[BEGIN Input data]

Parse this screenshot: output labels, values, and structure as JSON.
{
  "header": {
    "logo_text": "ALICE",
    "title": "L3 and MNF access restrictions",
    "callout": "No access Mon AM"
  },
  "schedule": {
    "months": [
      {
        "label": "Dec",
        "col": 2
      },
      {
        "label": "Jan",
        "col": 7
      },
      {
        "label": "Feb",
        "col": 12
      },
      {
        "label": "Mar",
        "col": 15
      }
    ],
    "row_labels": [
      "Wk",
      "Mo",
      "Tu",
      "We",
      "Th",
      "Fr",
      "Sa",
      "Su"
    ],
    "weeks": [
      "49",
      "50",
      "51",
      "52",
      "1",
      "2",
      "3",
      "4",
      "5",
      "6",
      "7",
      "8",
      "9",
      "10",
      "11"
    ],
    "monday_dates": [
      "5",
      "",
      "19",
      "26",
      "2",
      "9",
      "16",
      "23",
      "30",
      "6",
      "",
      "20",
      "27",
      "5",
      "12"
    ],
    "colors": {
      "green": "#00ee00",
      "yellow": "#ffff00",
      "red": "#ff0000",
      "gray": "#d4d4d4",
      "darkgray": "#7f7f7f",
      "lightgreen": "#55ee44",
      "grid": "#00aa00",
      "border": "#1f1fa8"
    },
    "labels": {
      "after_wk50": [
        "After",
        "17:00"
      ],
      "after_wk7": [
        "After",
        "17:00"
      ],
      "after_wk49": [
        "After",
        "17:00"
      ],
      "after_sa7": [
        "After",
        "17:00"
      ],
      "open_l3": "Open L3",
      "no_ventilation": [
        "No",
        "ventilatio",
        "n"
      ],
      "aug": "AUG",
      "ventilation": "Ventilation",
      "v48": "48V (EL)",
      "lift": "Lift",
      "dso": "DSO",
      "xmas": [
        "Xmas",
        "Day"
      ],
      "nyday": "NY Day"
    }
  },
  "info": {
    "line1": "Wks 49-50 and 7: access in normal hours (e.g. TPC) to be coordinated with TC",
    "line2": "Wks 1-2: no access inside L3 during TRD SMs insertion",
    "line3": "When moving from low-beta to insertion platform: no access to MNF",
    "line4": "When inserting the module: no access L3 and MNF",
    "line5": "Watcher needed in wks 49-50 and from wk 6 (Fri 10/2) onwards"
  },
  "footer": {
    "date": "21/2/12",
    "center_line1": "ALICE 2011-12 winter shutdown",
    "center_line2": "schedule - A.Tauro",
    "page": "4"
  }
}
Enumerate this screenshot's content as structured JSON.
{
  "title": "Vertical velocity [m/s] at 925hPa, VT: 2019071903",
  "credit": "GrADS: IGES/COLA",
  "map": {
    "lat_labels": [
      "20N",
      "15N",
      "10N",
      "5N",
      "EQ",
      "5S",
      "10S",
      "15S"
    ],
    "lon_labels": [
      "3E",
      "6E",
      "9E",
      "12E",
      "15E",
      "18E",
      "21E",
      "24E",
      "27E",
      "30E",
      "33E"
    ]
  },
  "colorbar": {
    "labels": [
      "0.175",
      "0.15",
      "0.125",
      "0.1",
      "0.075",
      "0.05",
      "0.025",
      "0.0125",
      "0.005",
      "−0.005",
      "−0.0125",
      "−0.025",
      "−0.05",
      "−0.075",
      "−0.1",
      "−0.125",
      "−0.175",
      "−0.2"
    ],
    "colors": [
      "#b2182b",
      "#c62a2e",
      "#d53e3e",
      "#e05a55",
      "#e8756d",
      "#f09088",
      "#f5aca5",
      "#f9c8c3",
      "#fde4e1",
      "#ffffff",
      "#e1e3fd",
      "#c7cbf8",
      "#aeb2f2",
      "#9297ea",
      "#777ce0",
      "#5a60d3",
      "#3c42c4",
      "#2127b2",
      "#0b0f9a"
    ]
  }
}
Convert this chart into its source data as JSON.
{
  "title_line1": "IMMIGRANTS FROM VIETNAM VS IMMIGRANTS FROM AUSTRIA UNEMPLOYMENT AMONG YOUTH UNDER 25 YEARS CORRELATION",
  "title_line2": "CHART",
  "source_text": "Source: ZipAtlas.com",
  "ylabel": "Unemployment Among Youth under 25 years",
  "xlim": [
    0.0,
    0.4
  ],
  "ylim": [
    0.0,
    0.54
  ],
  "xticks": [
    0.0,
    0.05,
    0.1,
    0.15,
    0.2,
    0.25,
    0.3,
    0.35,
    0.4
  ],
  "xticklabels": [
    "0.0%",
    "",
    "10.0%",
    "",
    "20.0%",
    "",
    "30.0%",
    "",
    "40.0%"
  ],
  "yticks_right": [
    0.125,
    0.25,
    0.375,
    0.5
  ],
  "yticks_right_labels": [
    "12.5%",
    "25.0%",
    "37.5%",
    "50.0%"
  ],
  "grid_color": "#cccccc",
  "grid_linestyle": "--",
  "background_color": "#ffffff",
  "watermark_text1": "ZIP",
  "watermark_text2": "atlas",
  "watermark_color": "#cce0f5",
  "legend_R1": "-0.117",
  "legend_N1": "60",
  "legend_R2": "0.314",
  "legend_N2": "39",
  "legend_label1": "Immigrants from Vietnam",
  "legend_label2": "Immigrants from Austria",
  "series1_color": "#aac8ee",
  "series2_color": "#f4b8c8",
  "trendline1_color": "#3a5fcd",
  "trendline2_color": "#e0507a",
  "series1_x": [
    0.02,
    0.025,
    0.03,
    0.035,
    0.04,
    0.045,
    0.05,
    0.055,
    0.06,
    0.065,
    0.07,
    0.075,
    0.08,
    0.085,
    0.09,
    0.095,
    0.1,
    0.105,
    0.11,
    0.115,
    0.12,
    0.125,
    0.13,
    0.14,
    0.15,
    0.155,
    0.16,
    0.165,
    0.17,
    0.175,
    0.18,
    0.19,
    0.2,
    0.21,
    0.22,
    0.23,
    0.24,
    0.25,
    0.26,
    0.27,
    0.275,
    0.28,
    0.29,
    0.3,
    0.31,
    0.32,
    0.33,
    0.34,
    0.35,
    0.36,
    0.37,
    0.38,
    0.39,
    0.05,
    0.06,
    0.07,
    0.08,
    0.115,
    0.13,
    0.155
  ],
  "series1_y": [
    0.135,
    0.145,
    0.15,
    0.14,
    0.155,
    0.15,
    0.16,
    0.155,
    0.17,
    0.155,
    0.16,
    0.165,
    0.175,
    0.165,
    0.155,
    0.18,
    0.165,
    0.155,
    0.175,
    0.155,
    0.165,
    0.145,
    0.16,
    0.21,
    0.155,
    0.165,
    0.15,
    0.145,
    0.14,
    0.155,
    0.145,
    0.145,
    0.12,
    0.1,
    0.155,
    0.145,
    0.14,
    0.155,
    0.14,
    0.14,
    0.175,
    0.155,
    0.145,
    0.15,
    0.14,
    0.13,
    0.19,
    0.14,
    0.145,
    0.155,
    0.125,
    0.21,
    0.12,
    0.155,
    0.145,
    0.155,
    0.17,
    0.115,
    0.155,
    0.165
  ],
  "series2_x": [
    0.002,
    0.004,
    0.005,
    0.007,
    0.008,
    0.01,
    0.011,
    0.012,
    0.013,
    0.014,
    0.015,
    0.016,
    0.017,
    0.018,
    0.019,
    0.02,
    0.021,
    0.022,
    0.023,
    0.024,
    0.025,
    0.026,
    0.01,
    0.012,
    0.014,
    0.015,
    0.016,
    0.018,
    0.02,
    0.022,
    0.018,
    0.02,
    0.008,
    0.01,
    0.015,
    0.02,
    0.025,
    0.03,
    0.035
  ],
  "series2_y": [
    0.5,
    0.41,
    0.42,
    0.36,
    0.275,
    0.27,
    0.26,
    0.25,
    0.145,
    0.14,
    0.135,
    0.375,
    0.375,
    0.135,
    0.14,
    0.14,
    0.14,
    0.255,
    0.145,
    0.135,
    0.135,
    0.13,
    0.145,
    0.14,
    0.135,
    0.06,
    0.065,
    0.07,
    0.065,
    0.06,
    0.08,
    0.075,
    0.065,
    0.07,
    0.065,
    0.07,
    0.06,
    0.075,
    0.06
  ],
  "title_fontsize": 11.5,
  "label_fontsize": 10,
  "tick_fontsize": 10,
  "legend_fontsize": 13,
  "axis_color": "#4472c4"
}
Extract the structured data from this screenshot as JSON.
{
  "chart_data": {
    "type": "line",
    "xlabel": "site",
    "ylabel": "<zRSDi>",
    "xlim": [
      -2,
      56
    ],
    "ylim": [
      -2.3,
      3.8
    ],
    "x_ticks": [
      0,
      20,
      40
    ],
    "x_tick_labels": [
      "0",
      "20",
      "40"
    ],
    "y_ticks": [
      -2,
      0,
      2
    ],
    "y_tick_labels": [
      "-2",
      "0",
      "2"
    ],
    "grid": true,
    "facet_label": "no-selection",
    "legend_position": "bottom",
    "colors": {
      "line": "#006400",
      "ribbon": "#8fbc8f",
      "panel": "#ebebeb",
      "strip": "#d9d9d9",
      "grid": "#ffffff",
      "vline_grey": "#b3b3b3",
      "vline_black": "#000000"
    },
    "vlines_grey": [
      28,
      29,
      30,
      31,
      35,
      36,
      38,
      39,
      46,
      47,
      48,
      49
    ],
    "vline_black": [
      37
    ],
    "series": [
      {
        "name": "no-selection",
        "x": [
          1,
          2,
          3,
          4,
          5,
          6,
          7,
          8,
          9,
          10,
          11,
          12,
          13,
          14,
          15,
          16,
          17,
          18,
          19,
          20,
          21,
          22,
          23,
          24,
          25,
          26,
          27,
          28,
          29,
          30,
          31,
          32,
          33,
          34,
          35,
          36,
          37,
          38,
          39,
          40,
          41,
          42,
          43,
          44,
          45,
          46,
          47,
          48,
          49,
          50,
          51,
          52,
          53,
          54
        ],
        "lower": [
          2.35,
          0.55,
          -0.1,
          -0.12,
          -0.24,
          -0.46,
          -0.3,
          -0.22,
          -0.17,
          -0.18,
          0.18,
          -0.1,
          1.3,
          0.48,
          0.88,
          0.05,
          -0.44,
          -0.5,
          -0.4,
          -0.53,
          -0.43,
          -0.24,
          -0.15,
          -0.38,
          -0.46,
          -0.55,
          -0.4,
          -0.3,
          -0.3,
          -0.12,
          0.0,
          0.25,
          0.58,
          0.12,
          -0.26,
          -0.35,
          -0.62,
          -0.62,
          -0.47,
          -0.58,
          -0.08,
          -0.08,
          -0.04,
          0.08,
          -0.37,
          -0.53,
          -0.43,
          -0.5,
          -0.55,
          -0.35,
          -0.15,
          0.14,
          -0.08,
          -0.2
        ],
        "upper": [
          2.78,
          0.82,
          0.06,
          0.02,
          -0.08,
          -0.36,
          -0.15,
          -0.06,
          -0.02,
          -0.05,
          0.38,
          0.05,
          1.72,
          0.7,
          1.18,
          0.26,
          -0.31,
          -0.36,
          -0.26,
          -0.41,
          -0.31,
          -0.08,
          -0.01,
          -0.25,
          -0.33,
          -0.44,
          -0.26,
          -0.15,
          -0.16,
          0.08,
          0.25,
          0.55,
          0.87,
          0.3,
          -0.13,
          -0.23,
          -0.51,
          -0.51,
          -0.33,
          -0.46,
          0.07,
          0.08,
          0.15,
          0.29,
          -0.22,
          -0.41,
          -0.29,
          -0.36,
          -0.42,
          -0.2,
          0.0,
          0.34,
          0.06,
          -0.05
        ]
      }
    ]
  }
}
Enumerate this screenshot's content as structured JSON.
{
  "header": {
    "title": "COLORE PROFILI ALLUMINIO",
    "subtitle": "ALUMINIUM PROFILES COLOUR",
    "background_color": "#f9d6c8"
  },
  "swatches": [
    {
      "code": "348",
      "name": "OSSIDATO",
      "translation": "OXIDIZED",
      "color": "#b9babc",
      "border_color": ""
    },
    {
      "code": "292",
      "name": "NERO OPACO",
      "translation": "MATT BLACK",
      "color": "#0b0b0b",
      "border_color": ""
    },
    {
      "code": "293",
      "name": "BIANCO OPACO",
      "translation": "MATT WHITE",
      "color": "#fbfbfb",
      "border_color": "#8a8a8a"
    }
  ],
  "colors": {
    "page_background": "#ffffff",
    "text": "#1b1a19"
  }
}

[END Input data]

Aim of the task: Report back each line of the entries that holds the string "translation".

Output of the exercise:
      "translation": "OXIDIZED",
      "translation": "MATT BLACK",
      "translation": "MATT WHITE",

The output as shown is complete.